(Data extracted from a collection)
■ ■ ■

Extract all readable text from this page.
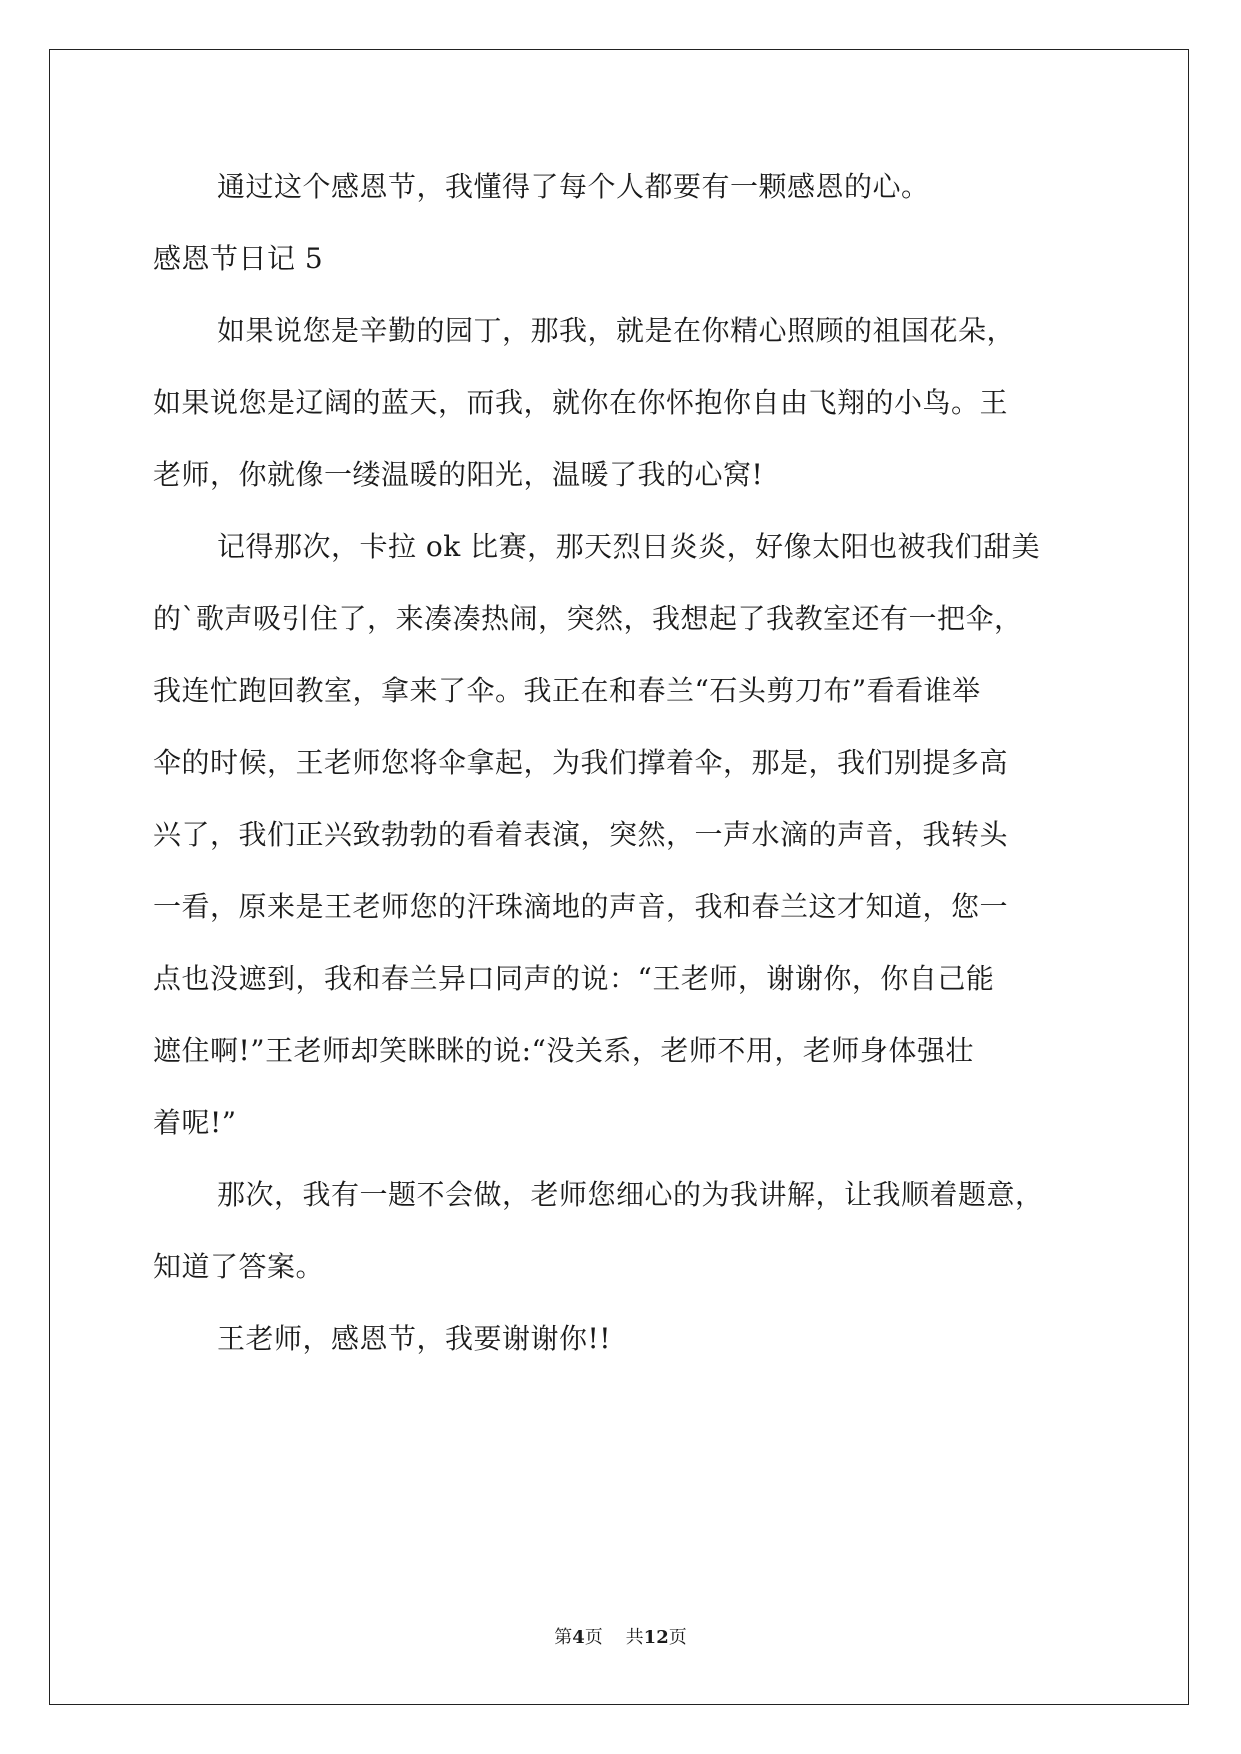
通过这个感恩节，我懂得了每个人都要有一颗感恩的心。
感恩节日记 5
如果说您是辛勤的园丁，那我，就是在你精心照顾的祖国花朵，
如果说您是辽阔的蓝天，而我，就你在你怀抱你自由飞翔的小鸟。王
老师，你就像一缕温暖的阳光，温暖了我的心窝!
记得那次，卡拉 ok 比赛，那天烈日炎炎，好像太阳也被我们甜美
的`歌声吸引住了，来凑凑热闹，突然，我想起了我教室还有一把伞，
我连忙跑回教室，拿来了伞。我正在和春兰“石头剪刀布”看看谁举
伞的时候，王老师您将伞拿起，为我们撑着伞，那是，我们别提多高
兴了，我们正兴致勃勃的看着表演，突然，一声水滴的声音，我转头
一看，原来是王老师您的汗珠滴地的声音，我和春兰这才知道，您一
点也没遮到，我和春兰异口同声的说：“王老师，谢谢你，你自己能
遮住啊!”王老师却笑眯眯的说:“没关系，老师不用，老师身体强壮
着呢!”
那次，我有一题不会做，老师您细心的为我讲解，让我顺着题意，
知道了答案。
王老师，感恩节，我要谢谢你!!
第4页 共12页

■ ■ ■

▸ Objective: Return the entries unchanged, save for the pictures, which do not belong in the copy.

▸ Full answer:
Extract all readable text from this page.
通过这个感恩节，我懂得了每个人都要有一颗感恩的心。
感恩节日记 5
如果说您是辛勤的园丁，那我，就是在你精心照顾的祖国花朵，
如果说您是辽阔的蓝天，而我，就你在你怀抱你自由飞翔的小鸟。王
老师，你就像一缕温暖的阳光，温暖了我的心窝!
记得那次，卡拉 ok 比赛，那天烈日炎炎，好像太阳也被我们甜美
的`歌声吸引住了，来凑凑热闹，突然，我想起了我教室还有一把伞，
我连忙跑回教室，拿来了伞。我正在和春兰“石头剪刀布”看看谁举
伞的时候，王老师您将伞拿起，为我们撑着伞，那是，我们别提多高
兴了，我们正兴致勃勃的看着表演，突然，一声水滴的声音，我转头
一看，原来是王老师您的汗珠滴地的声音，我和春兰这才知道，您一
点也没遮到，我和春兰异口同声的说：“王老师，谢谢你，你自己能
遮住啊!”王老师却笑眯眯的说:“没关系，老师不用，老师身体强壮
着呢!”
那次，我有一题不会做，老师您细心的为我讲解，让我顺着题意，
知道了答案。
王老师，感恩节，我要谢谢你!!
第4页 共12页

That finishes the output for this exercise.